GOAL OF THE EXERCISE: Can you transcribe the data exactly? Leave the pictures out.

------ RECORDS FOR THE EXERCISE ------

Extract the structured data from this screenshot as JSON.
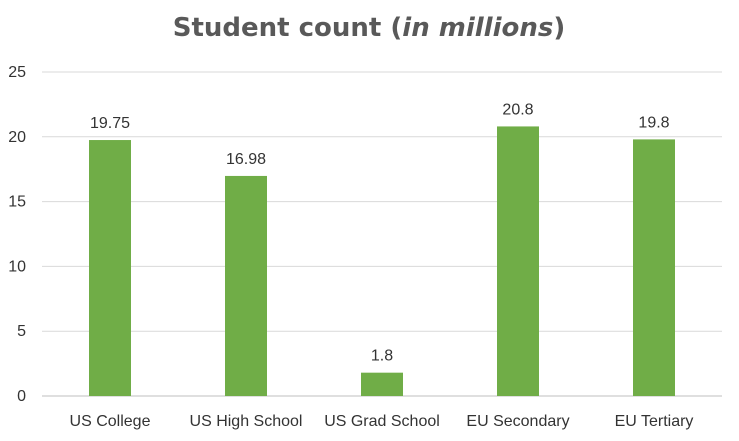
{
  "chart_data": {
    "type": "bar",
    "title": "Student count (",
    "title_italic": "in millions",
    "title_suffix": ")",
    "xlabel": "",
    "ylabel": "",
    "categories": [
      "US College",
      "US High School",
      "US Grad School",
      "EU Secondary",
      "EU Tertiary"
    ],
    "values": [
      19.75,
      16.98,
      1.8,
      20.8,
      19.8
    ],
    "data_labels": [
      "19.75",
      "16.98",
      "1.8",
      "20.8",
      "19.8"
    ],
    "ylim": [
      0,
      25
    ],
    "yticks": [
      0,
      5,
      10,
      15,
      20,
      25
    ],
    "grid": true,
    "legend": "none",
    "bar_color": "#70AD47"
  }
}
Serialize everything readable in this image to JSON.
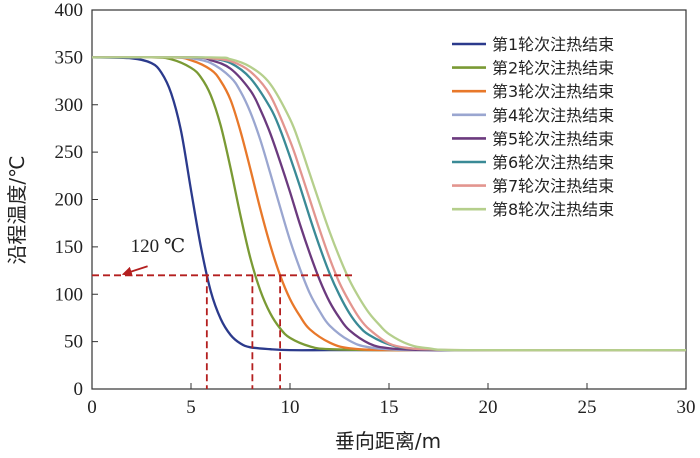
{
  "chart_data": {
    "type": "line",
    "xlabel": "垂向距离/m",
    "ylabel": "沿程温度/℃",
    "xlim": [
      0,
      30
    ],
    "ylim": [
      0,
      400
    ],
    "xticks": [
      "0",
      "5",
      "10",
      "15",
      "20",
      "25",
      "30"
    ],
    "yticks": [
      "0",
      "50",
      "100",
      "150",
      "200",
      "250",
      "300",
      "350",
      "400"
    ],
    "grid": false,
    "legend_position": "top-right",
    "series": [
      {
        "name": "第1轮次注热结束",
        "color": "#2b3a8c",
        "x": [
          0,
          2,
          3,
          3.5,
          4,
          4.5,
          5,
          5.5,
          6,
          6.5,
          7,
          7.5,
          8,
          9,
          10,
          12,
          15,
          20,
          30
        ],
        "y": [
          350,
          349,
          344,
          334,
          312,
          272,
          210,
          150,
          103,
          74,
          57,
          48,
          44,
          42,
          41,
          41,
          41,
          41,
          41
        ]
      },
      {
        "name": "第2轮次注热结束",
        "color": "#7a9a34",
        "x": [
          0,
          3,
          4,
          5,
          5.5,
          6,
          6.5,
          7,
          7.5,
          8,
          8.5,
          9,
          9.5,
          10,
          11,
          12,
          15,
          20,
          30
        ],
        "y": [
          350,
          350,
          348,
          339,
          329,
          310,
          278,
          233,
          183,
          138,
          104,
          80,
          64,
          54,
          45,
          42,
          41,
          41,
          41
        ]
      },
      {
        "name": "第3轮次注热结束",
        "color": "#e8782a",
        "x": [
          0,
          4,
          5,
          6,
          6.5,
          7,
          7.5,
          8,
          8.5,
          9,
          9.5,
          10,
          10.5,
          11,
          12,
          13,
          15,
          20,
          30
        ],
        "y": [
          350,
          350,
          347,
          337,
          325,
          305,
          272,
          232,
          190,
          152,
          120,
          95,
          77,
          63,
          49,
          43,
          41,
          41,
          41
        ]
      },
      {
        "name": "第4轮次注热结束",
        "color": "#9aa6d0",
        "x": [
          0,
          4,
          5,
          6,
          7,
          7.5,
          8,
          8.5,
          9,
          9.5,
          10,
          10.5,
          11,
          11.5,
          12,
          13,
          14,
          16,
          20,
          30
        ],
        "y": [
          350,
          350,
          349,
          344,
          329,
          314,
          292,
          263,
          228,
          192,
          157,
          127,
          101,
          82,
          67,
          51,
          44,
          41,
          41,
          41
        ]
      },
      {
        "name": "第5轮次注热结束",
        "color": "#6b3a7e",
        "x": [
          0,
          5,
          6,
          7,
          8,
          8.5,
          9,
          9.5,
          10,
          10.5,
          11,
          11.5,
          12,
          12.5,
          13,
          14,
          15,
          17,
          20,
          30
        ],
        "y": [
          350,
          350,
          347,
          338,
          315,
          295,
          270,
          240,
          208,
          174,
          143,
          115,
          92,
          75,
          62,
          48,
          43,
          41,
          41,
          41
        ]
      },
      {
        "name": "第6轮次注热结束",
        "color": "#3a8a96",
        "x": [
          0,
          5,
          6,
          7,
          8,
          9,
          9.5,
          10,
          10.5,
          11,
          11.5,
          12,
          12.5,
          13,
          13.5,
          14,
          15,
          16,
          18,
          20,
          30
        ],
        "y": [
          350,
          350,
          349,
          344,
          328,
          297,
          274,
          245,
          214,
          181,
          150,
          122,
          99,
          80,
          66,
          57,
          47,
          43,
          41,
          41,
          41
        ]
      },
      {
        "name": "第7轮次注热结束",
        "color": "#e3958f",
        "x": [
          0,
          5,
          6,
          7,
          8,
          9,
          10,
          10.5,
          11,
          11.5,
          12,
          12.5,
          13,
          13.5,
          14,
          15,
          16,
          17,
          19,
          30
        ],
        "y": [
          350,
          350,
          349,
          346,
          335,
          310,
          262,
          232,
          200,
          168,
          138,
          112,
          92,
          75,
          63,
          48,
          43,
          42,
          41,
          41
        ]
      },
      {
        "name": "第8轮次注热结束",
        "color": "#b5cf8c",
        "x": [
          0,
          6,
          7,
          8,
          9,
          10,
          10.5,
          11,
          11.5,
          12,
          12.5,
          13,
          13.5,
          14,
          14.5,
          15,
          16,
          17,
          19,
          30
        ],
        "y": [
          350,
          350,
          348,
          340,
          322,
          285,
          258,
          227,
          196,
          166,
          139,
          115,
          96,
          80,
          68,
          58,
          47,
          43,
          41,
          41
        ]
      }
    ],
    "annotations": [
      {
        "text": "120 ℃",
        "y": 120,
        "x_end": 13.2,
        "arrow_start": [
          2.0,
          138
        ],
        "arrow_end": [
          1.7,
          122
        ],
        "drop_lines_x": [
          5.8,
          8.1,
          9.5
        ]
      }
    ]
  }
}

------

WRITTEN SOLUTION:
Extract the structured data from this screenshot as JSON.
{
  "chart_data": {
    "type": "bar",
    "title": "Student count (",
    "title_italic": "in millions",
    "title_suffix": ")",
    "xlabel": "",
    "ylabel": "",
    "categories": [
      "US College",
      "US High School",
      "US Grad School",
      "EU Secondary",
      "EU Tertiary"
    ],
    "values": [
      19.75,
      16.98,
      1.8,
      20.8,
      19.8
    ],
    "data_labels": [
      "19.75",
      "16.98",
      "1.8",
      "20.8",
      "19.8"
    ],
    "ylim": [
      0,
      25
    ],
    "yticks": [
      0,
      5,
      10,
      15,
      20,
      25
    ],
    "grid": true,
    "legend": "none",
    "bar_color": "#70AD47"
  }
}
Serialize everything readable in this image to JSON.
{
  "chart_data": {
    "type": "line",
    "xlabel": "垂向距离/m",
    "ylabel": "沿程温度/℃",
    "xlim": [
      0,
      30
    ],
    "ylim": [
      0,
      400
    ],
    "xticks": [
      "0",
      "5",
      "10",
      "15",
      "20",
      "25",
      "30"
    ],
    "yticks": [
      "0",
      "50",
      "100",
      "150",
      "200",
      "250",
      "300",
      "350",
      "400"
    ],
    "grid": false,
    "legend_position": "top-right",
    "series": [
      {
        "name": "第1轮次注热结束",
        "color": "#2b3a8c",
        "x": [
          0,
          2,
          3,
          3.5,
          4,
          4.5,
          5,
          5.5,
          6,
          6.5,
          7,
          7.5,
          8,
          9,
          10,
          12,
          15,
          20,
          30
        ],
        "y": [
          350,
          349,
          344,
          334,
          312,
          272,
          210,
          150,
          103,
          74,
          57,
          48,
          44,
          42,
          41,
          41,
          41,
          41,
          41
        ]
      },
      {
        "name": "第2轮次注热结束",
        "color": "#7a9a34",
        "x": [
          0,
          3,
          4,
          5,
          5.5,
          6,
          6.5,
          7,
          7.5,
          8,
          8.5,
          9,
          9.5,
          10,
          11,
          12,
          15,
          20,
          30
        ],
        "y": [
          350,
          350,
          348,
          339,
          329,
          310,
          278,
          233,
          183,
          138,
          104,
          80,
          64,
          54,
          45,
          42,
          41,
          41,
          41
        ]
      },
      {
        "name": "第3轮次注热结束",
        "color": "#e8782a",
        "x": [
          0,
          4,
          5,
          6,
          6.5,
          7,
          7.5,
          8,
          8.5,
          9,
          9.5,
          10,
          10.5,
          11,
          12,
          13,
          15,
          20,
          30
        ],
        "y": [
          350,
          350,
          347,
          337,
          325,
          305,
          272,
          232,
          190,
          152,
          120,
          95,
          77,
          63,
          49,
          43,
          41,
          41,
          41
        ]
      },
      {
        "name": "第4轮次注热结束",
        "color": "#9aa6d0",
        "x": [
          0,
          4,
          5,
          6,
          7,
          7.5,
          8,
          8.5,
          9,
          9.5,
          10,
          10.5,
          11,
          11.5,
          12,
          13,
          14,
          16,
          20,
          30
        ],
        "y": [
          350,
          350,
          349,
          344,
          329,
          314,
          292,
          263,
          228,
          192,
          157,
          127,
          101,
          82,
          67,
          51,
          44,
          41,
          41,
          41
        ]
      },
      {
        "name": "第5轮次注热结束",
        "color": "#6b3a7e",
        "x": [
          0,
          5,
          6,
          7,
          8,
          8.5,
          9,
          9.5,
          10,
          10.5,
          11,
          11.5,
          12,
          12.5,
          13,
          14,
          15,
          17,
          20,
          30
        ],
        "y": [
          350,
          350,
          347,
          338,
          315,
          295,
          270,
          240,
          208,
          174,
          143,
          115,
          92,
          75,
          62,
          48,
          43,
          41,
          41,
          41
        ]
      },
      {
        "name": "第6轮次注热结束",
        "color": "#3a8a96",
        "x": [
          0,
          5,
          6,
          7,
          8,
          9,
          9.5,
          10,
          10.5,
          11,
          11.5,
          12,
          12.5,
          13,
          13.5,
          14,
          15,
          16,
          18,
          20,
          30
        ],
        "y": [
          350,
          350,
          349,
          344,
          328,
          297,
          274,
          245,
          214,
          181,
          150,
          122,
          99,
          80,
          66,
          57,
          47,
          43,
          41,
          41,
          41
        ]
      },
      {
        "name": "第7轮次注热结束",
        "color": "#e3958f",
        "x": [
          0,
          5,
          6,
          7,
          8,
          9,
          10,
          10.5,
          11,
          11.5,
          12,
          12.5,
          13,
          13.5,
          14,
          15,
          16,
          17,
          19,
          30
        ],
        "y": [
          350,
          350,
          349,
          346,
          335,
          310,
          262,
          232,
          200,
          168,
          138,
          112,
          92,
          75,
          63,
          48,
          43,
          42,
          41,
          41
        ]
      },
      {
        "name": "第8轮次注热结束",
        "color": "#b5cf8c",
        "x": [
          0,
          6,
          7,
          8,
          9,
          10,
          10.5,
          11,
          11.5,
          12,
          12.5,
          13,
          13.5,
          14,
          14.5,
          15,
          16,
          17,
          19,
          30
        ],
        "y": [
          350,
          350,
          348,
          340,
          322,
          285,
          258,
          227,
          196,
          166,
          139,
          115,
          96,
          80,
          68,
          58,
          47,
          43,
          41,
          41
        ]
      }
    ],
    "annotations": [
      {
        "text": "120 ℃",
        "y": 120,
        "x_end": 13.2,
        "arrow_start": [
          2.0,
          138
        ],
        "arrow_end": [
          1.7,
          122
        ],
        "drop_lines_x": [
          5.8,
          8.1,
          9.5
        ]
      }
    ]
  }
}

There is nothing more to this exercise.